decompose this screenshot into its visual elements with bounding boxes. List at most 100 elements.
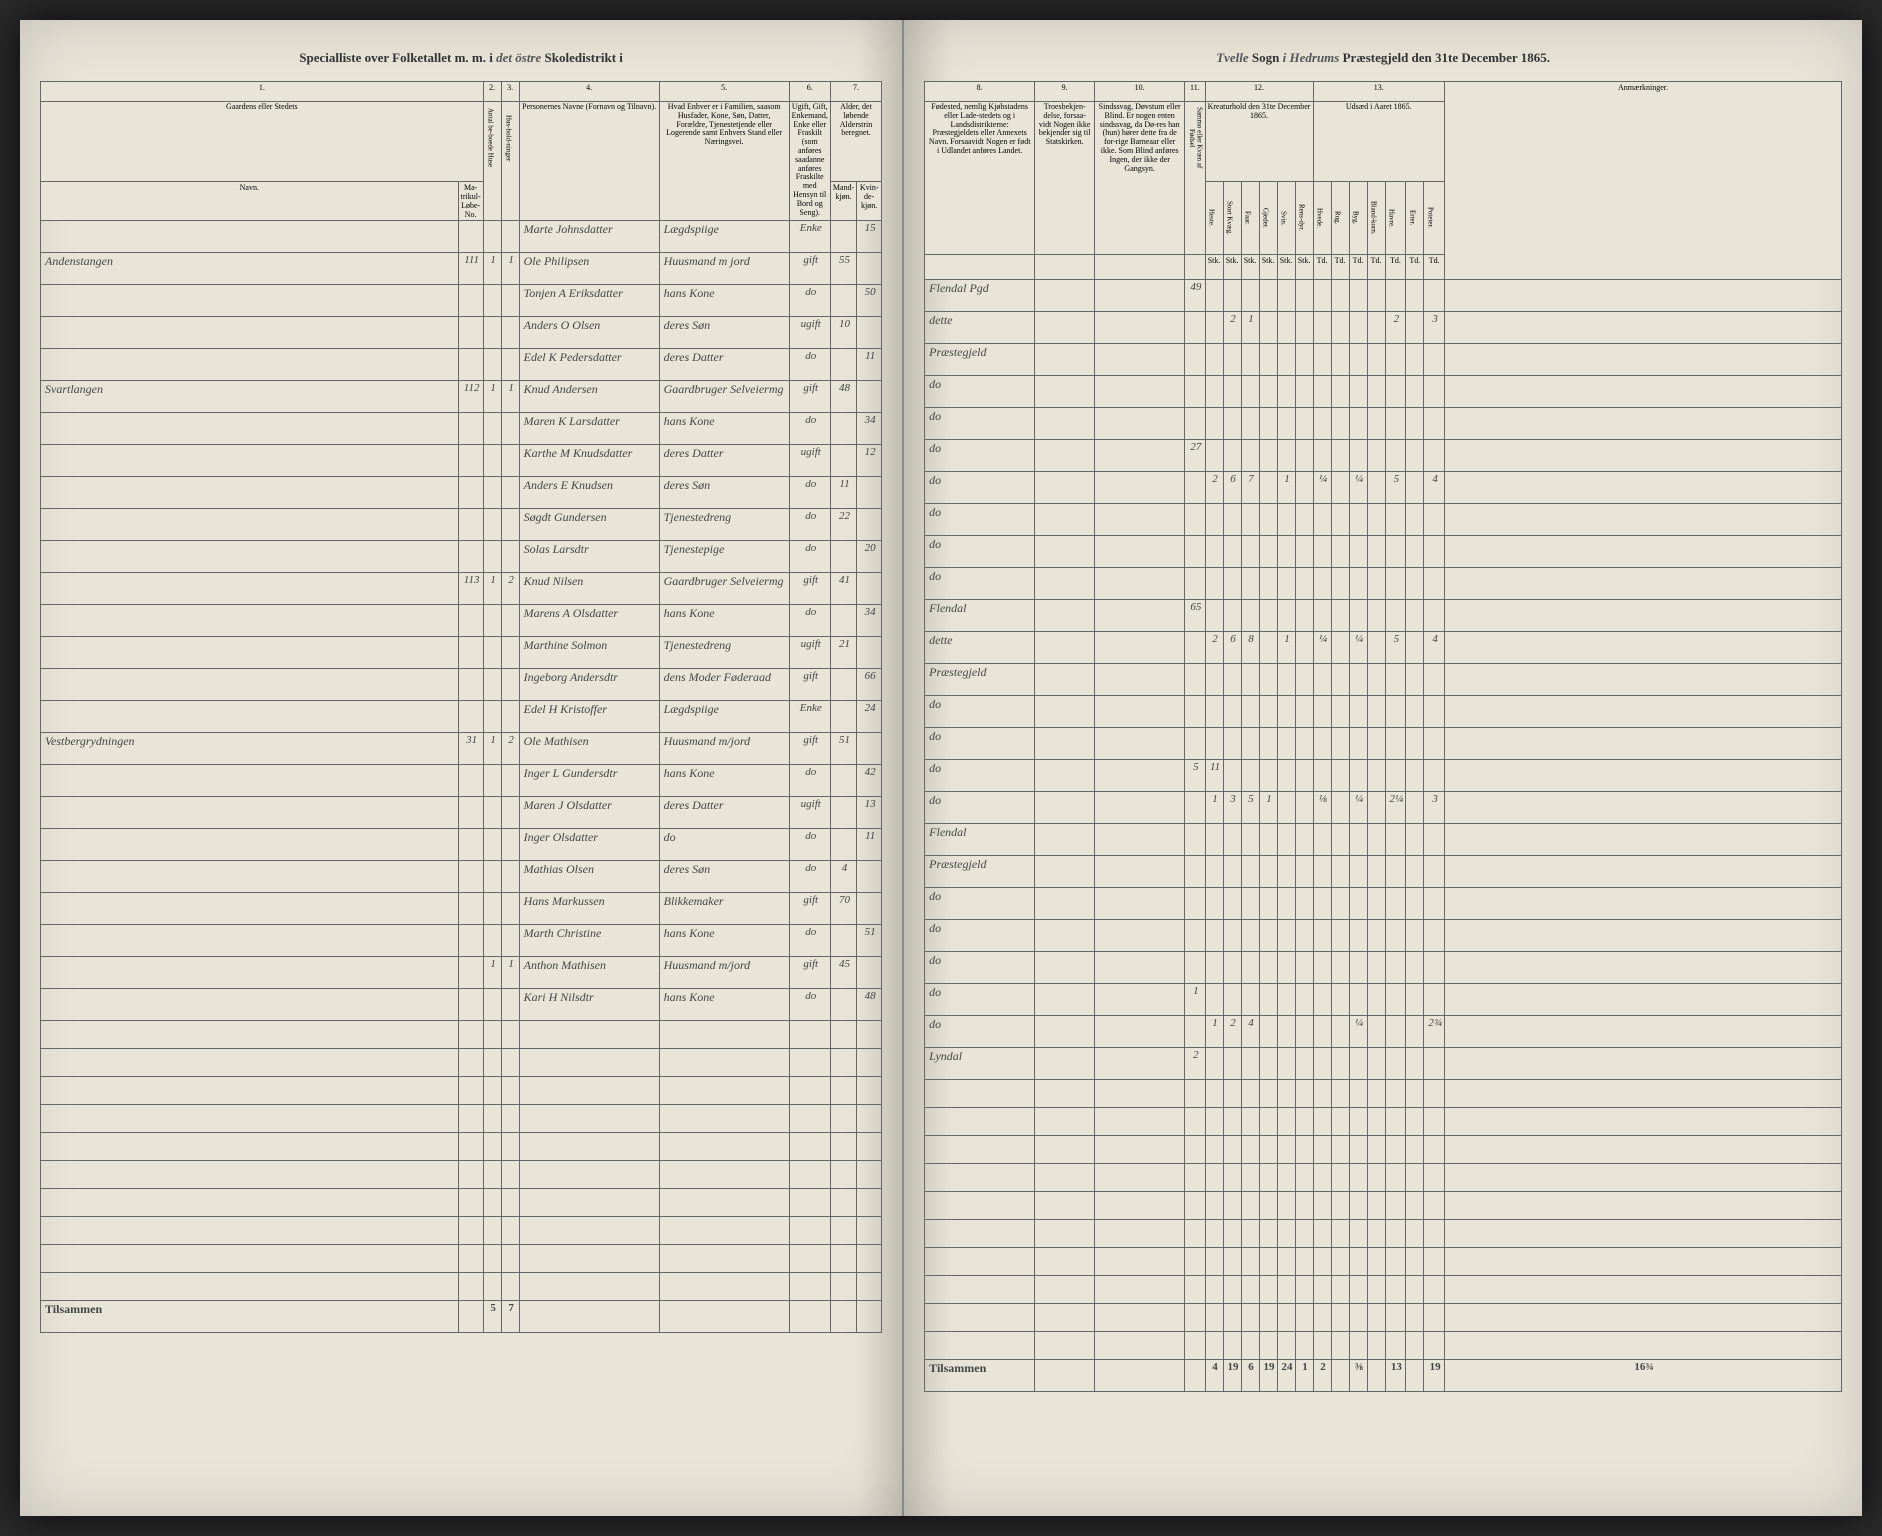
cell-sted	[41, 285, 459, 317]
cell-rug	[1331, 440, 1349, 472]
cell-matr	[458, 285, 483, 317]
cell-sivil: do	[789, 541, 830, 573]
cell-sted	[41, 925, 459, 957]
table-row: Præstegjeld	[925, 664, 1842, 696]
cell-hvede	[1313, 696, 1331, 728]
cell-pot	[1424, 600, 1445, 632]
cell-havre	[1385, 1048, 1406, 1080]
col7-desc: Alder, det løbende Alderstrin beregnet.	[830, 102, 881, 182]
cell-gjed	[1259, 440, 1277, 472]
cell-stort	[1223, 600, 1241, 632]
table-row: Edel H Kristoffer Lægdspiige Enke 24	[41, 701, 882, 733]
cell-m	[830, 669, 856, 701]
cell-faar: 1	[1241, 312, 1259, 344]
table-row: Marte Johnsdatter Lægdspiige Enke 15	[41, 221, 882, 253]
cell-c11	[1185, 824, 1205, 856]
cell-navn: Anders O Olsen	[519, 317, 659, 349]
cell-rug	[1331, 344, 1349, 376]
cell-gjed	[1259, 984, 1277, 1016]
cell-sivil: do	[789, 829, 830, 861]
header-suffix: Skoledistrikt	[545, 50, 617, 65]
empty-row	[41, 1133, 882, 1161]
cell-m	[830, 285, 856, 317]
table-row: do	[925, 408, 1842, 440]
empty-row	[41, 1021, 882, 1049]
cell-pot	[1424, 1048, 1445, 1080]
table-row: Edel K Pedersdatter deres Datter do 11	[41, 349, 882, 381]
table-row: Præstegjeld	[925, 856, 1842, 888]
tilsammen-label: Tilsammen	[41, 1301, 459, 1333]
cell-bland	[1367, 728, 1385, 760]
cell-hvede	[1313, 856, 1331, 888]
col9-desc: Troesbekjen-delse, forsaa-vidt Nogen ikk…	[1035, 102, 1095, 255]
cell-k	[857, 957, 882, 989]
col5-num: 5.	[659, 82, 789, 102]
cell-anm	[1445, 536, 1842, 568]
cell-stort	[1223, 952, 1241, 984]
table-row: do	[925, 696, 1842, 728]
cell-m	[830, 221, 856, 253]
table-row: 1 1 Anthon Mathisen Huusmand m/jord gift…	[41, 957, 882, 989]
cell-c10	[1095, 664, 1185, 696]
cell-hus	[483, 317, 501, 349]
cell-c10	[1095, 984, 1185, 1016]
cell-anm	[1445, 440, 1842, 472]
cell-pot	[1424, 440, 1445, 472]
cell-erter	[1406, 376, 1424, 408]
cell-rug	[1331, 600, 1349, 632]
cell-stort: 6	[1223, 472, 1241, 504]
cell-svin	[1277, 312, 1295, 344]
cell-m: 51	[830, 733, 856, 765]
cell-stort	[1223, 824, 1241, 856]
cell-k	[857, 893, 882, 925]
cell-k	[857, 637, 882, 669]
table-row: Inger L Gundersdtr hans Kone do 42	[41, 765, 882, 797]
cell-stort	[1223, 856, 1241, 888]
cell-gjed	[1259, 824, 1277, 856]
cell-rug	[1331, 1048, 1349, 1080]
cell-stort	[1223, 920, 1241, 952]
table-row: dette 2 1 2 3	[925, 312, 1842, 344]
cell-fam: 1	[501, 381, 519, 413]
cell-rug	[1331, 312, 1349, 344]
cell-ren	[1295, 984, 1313, 1016]
cell-gjed	[1259, 696, 1277, 728]
cell-fode: Flendal Pgd	[925, 280, 1035, 312]
table-row: Lyndal 2	[925, 1048, 1842, 1080]
cell-havre	[1385, 536, 1406, 568]
cell-hvede	[1313, 888, 1331, 920]
table-row: do	[925, 920, 1842, 952]
cell-fode: do	[925, 760, 1035, 792]
cell-havre: 2¼	[1385, 792, 1406, 824]
cell-m	[830, 925, 856, 957]
table-row: do	[925, 888, 1842, 920]
col8-num: 8.	[925, 82, 1035, 102]
col9-num: 9.	[1035, 82, 1095, 102]
sum-ren: 1	[1295, 1360, 1313, 1392]
cell-c10	[1095, 888, 1185, 920]
sum-rug	[1331, 1360, 1349, 1392]
cell-hus	[483, 445, 501, 477]
cell-stort	[1223, 280, 1241, 312]
cell-gjed	[1259, 280, 1277, 312]
cell-c10	[1095, 696, 1185, 728]
sum-erter	[1406, 1360, 1424, 1392]
cell-fam: 1	[501, 957, 519, 989]
cell-stand: deres Datter	[659, 797, 789, 829]
cell-sivil: gift	[789, 893, 830, 925]
cell-stand: Lægdspiige	[659, 701, 789, 733]
cell-navn: Ingeborg Andersdtr	[519, 669, 659, 701]
cell-bland	[1367, 1048, 1385, 1080]
cell-havre	[1385, 824, 1406, 856]
cell-fode: do	[925, 952, 1035, 984]
cell-stand: Huusmand m/jord	[659, 957, 789, 989]
cell-gjed	[1259, 312, 1277, 344]
cell-erter	[1406, 1016, 1424, 1048]
cell-hus	[483, 669, 501, 701]
table-row: 113 1 2 Knud Nilsen Gaardbruger Selveier…	[41, 573, 882, 605]
cell-stand: Huusmand m/jord	[659, 733, 789, 765]
cell-matr: 113	[458, 573, 483, 605]
cell-sted	[41, 893, 459, 925]
cell-c11	[1185, 344, 1205, 376]
table-row: do 5 11	[925, 760, 1842, 792]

→ TASK REQUIREMENTS: Reproduce every line of the data above without any changes, and omit the pictures.

→ ANSWER TO THE PROBLEM:
decompose this screenshot into its visual elements with bounding boxes. List at most 100 elements.
cell-sted	[41, 285, 459, 317]
cell-rug	[1331, 440, 1349, 472]
cell-matr	[458, 285, 483, 317]
cell-sivil: do	[789, 541, 830, 573]
cell-sted	[41, 925, 459, 957]
table-row: Præstegjeld	[925, 664, 1842, 696]
cell-hvede	[1313, 696, 1331, 728]
cell-pot	[1424, 600, 1445, 632]
cell-havre	[1385, 1048, 1406, 1080]
col7-desc: Alder, det løbende Alderstrin beregnet.	[830, 102, 881, 182]
cell-gjed	[1259, 440, 1277, 472]
cell-stort	[1223, 600, 1241, 632]
table-row: Edel H Kristoffer Lægdspiige Enke 24	[41, 701, 882, 733]
cell-m	[830, 669, 856, 701]
cell-faar: 1	[1241, 312, 1259, 344]
table-row: Marte Johnsdatter Lægdspiige Enke 15	[41, 221, 882, 253]
cell-c11	[1185, 824, 1205, 856]
cell-navn: Anders O Olsen	[519, 317, 659, 349]
cell-rug	[1331, 344, 1349, 376]
cell-gjed	[1259, 984, 1277, 1016]
cell-sivil: do	[789, 829, 830, 861]
header-suffix: Skoledistrikt	[545, 50, 617, 65]
empty-row	[41, 1133, 882, 1161]
cell-m	[830, 285, 856, 317]
table-row: do	[925, 408, 1842, 440]
empty-row	[41, 1021, 882, 1049]
cell-pot	[1424, 1048, 1445, 1080]
table-row: Edel K Pedersdatter deres Datter do 11	[41, 349, 882, 381]
table-row: Præstegjeld	[925, 856, 1842, 888]
tilsammen-label: Tilsammen	[41, 1301, 459, 1333]
cell-bland	[1367, 728, 1385, 760]
cell-hvede	[1313, 856, 1331, 888]
col9-desc: Troesbekjen-delse, forsaa-vidt Nogen ikk…	[1035, 102, 1095, 255]
cell-k	[857, 957, 882, 989]
col5-num: 5.	[659, 82, 789, 102]
cell-anm	[1445, 536, 1842, 568]
cell-stort	[1223, 952, 1241, 984]
table-row: do	[925, 696, 1842, 728]
cell-m	[830, 221, 856, 253]
table-row: 1 1 Anthon Mathisen Huusmand m/jord gift…	[41, 957, 882, 989]
cell-c10	[1095, 664, 1185, 696]
cell-hus	[483, 317, 501, 349]
cell-c10	[1095, 984, 1185, 1016]
cell-anm	[1445, 440, 1842, 472]
cell-pot	[1424, 440, 1445, 472]
cell-erter	[1406, 376, 1424, 408]
cell-rug	[1331, 600, 1349, 632]
cell-stort: 6	[1223, 472, 1241, 504]
cell-svin	[1277, 312, 1295, 344]
cell-m: 51	[830, 733, 856, 765]
cell-stort	[1223, 824, 1241, 856]
cell-k	[857, 893, 882, 925]
cell-k	[857, 637, 882, 669]
table-row: Inger L Gundersdtr hans Kone do 42	[41, 765, 882, 797]
cell-stort	[1223, 856, 1241, 888]
cell-gjed	[1259, 824, 1277, 856]
cell-rug	[1331, 1048, 1349, 1080]
cell-stort	[1223, 920, 1241, 952]
table-row: dette 2 1 2 3	[925, 312, 1842, 344]
cell-fam: 1	[501, 381, 519, 413]
cell-rug	[1331, 312, 1349, 344]
cell-ren	[1295, 984, 1313, 1016]
cell-gjed	[1259, 696, 1277, 728]
cell-fode: Flendal Pgd	[925, 280, 1035, 312]
table-row: Lyndal 2	[925, 1048, 1842, 1080]
cell-havre	[1385, 536, 1406, 568]
cell-hvede	[1313, 888, 1331, 920]
table-row: do	[925, 920, 1842, 952]
cell-fode: do	[925, 760, 1035, 792]
cell-havre: 2¼	[1385, 792, 1406, 824]
cell-m	[830, 925, 856, 957]
table-row: do	[925, 888, 1842, 920]
col8-num: 8.	[925, 82, 1035, 102]
col9-num: 9.	[1035, 82, 1095, 102]
sum-ren: 1	[1295, 1360, 1313, 1392]
cell-c10	[1095, 888, 1185, 920]
sum-rug	[1331, 1360, 1349, 1392]
cell-hus	[483, 445, 501, 477]
cell-stort	[1223, 280, 1241, 312]
cell-gjed	[1259, 280, 1277, 312]
cell-c10	[1095, 696, 1185, 728]
sum-erter	[1406, 1360, 1424, 1392]
cell-fam: 1	[501, 957, 519, 989]
cell-stand: deres Datter	[659, 797, 789, 829]
cell-sivil: gift	[789, 893, 830, 925]
cell-stand: Lægdspiige	[659, 701, 789, 733]
cell-navn: Ingeborg Andersdtr	[519, 669, 659, 701]
cell-bland	[1367, 1048, 1385, 1080]
cell-havre	[1385, 824, 1406, 856]
cell-fode: do	[925, 952, 1035, 984]
cell-stand: Huusmand m/jord	[659, 957, 789, 989]
cell-gjed	[1259, 312, 1277, 344]
cell-erter	[1406, 1016, 1424, 1048]
cell-hus	[483, 669, 501, 701]
table-row: 113 1 2 Knud Nilsen Gaardbruger Selveier…	[41, 573, 882, 605]
cell-stand: Huusmand m/jord	[659, 733, 789, 765]
cell-matr: 113	[458, 573, 483, 605]
cell-sted	[41, 893, 459, 925]
cell-c11	[1185, 344, 1205, 376]
table-row: do 5 11	[925, 760, 1842, 792]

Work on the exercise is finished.